(Selected passage):
##########

It’s interesting to think about the physical structure in the etymology of the word “fan,” regarding fame as a kind of prison narrative. How people think about fame has evolved over time, but the messy struggle to reconcile fame and art continues.

The five rock stars below responded to fame differently, but they all hated being famous.

Eddie Vedder

The Gen Xers from the Pacific Northwest, fed up with Ronald Reagan and boredom, turned up their guitars and transformed rock ‘n’ roll. They borrowed musical inspiration from Neil Young’s grunge and ’70s guitar bands while focusing a lens on life’s bleak realities. Pearl Jam was one of the scene’s bigger bands, and Eddie Vedder, like Nirvana’s Kurt Cobain, became the face of the movement. He outright rejected it. Vedder stopped making music videos—unheard of at the time—and he stopped doing interviews as he moved the band into a less commercial direction with Pearl Jam’s third album, Vitalogy. He’s at his most defiant on “Not for You.”

Small my table sits just two
Got so crowded I can’t make room
Oh, where did they come from?

##########

(Provided material):
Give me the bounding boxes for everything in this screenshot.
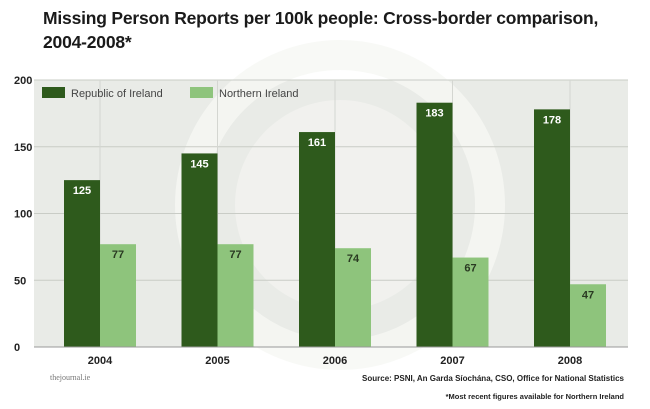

##########

(Given request): Please echo the passage about rock stars who hated fame in full, word for word. The data has no connection to the text about rock stars and fame.

(Response to this exercise):
It’s interesting to think about the physical structure in the etymology of the word “fan,” regarding fame as a kind of prison narrative. How people think about fame has evolved over time, but the messy struggle to reconcile fame and art continues.

The five rock stars below responded to fame differently, but they all hated being famous.

Eddie Vedder

The Gen Xers from the Pacific Northwest, fed up with Ronald Reagan and boredom, turned up their guitars and transformed rock ‘n’ roll. They borrowed musical inspiration from Neil Young’s grunge and ’70s guitar bands while focusing a lens on life’s bleak realities. Pearl Jam was one of the scene’s bigger bands, and Eddie Vedder, like Nirvana’s Kurt Cobain, became the face of the movement. He outright rejected it. Vedder stopped making music videos—unheard of at the time—and he stopped doing interviews as he moved the band into a less commercial direction with Pearl Jam’s third album, Vitalogy. He’s at his most defiant on “Not for You.”

Small my table sits just two
Got so crowded I can’t make room
Oh, where did they come from?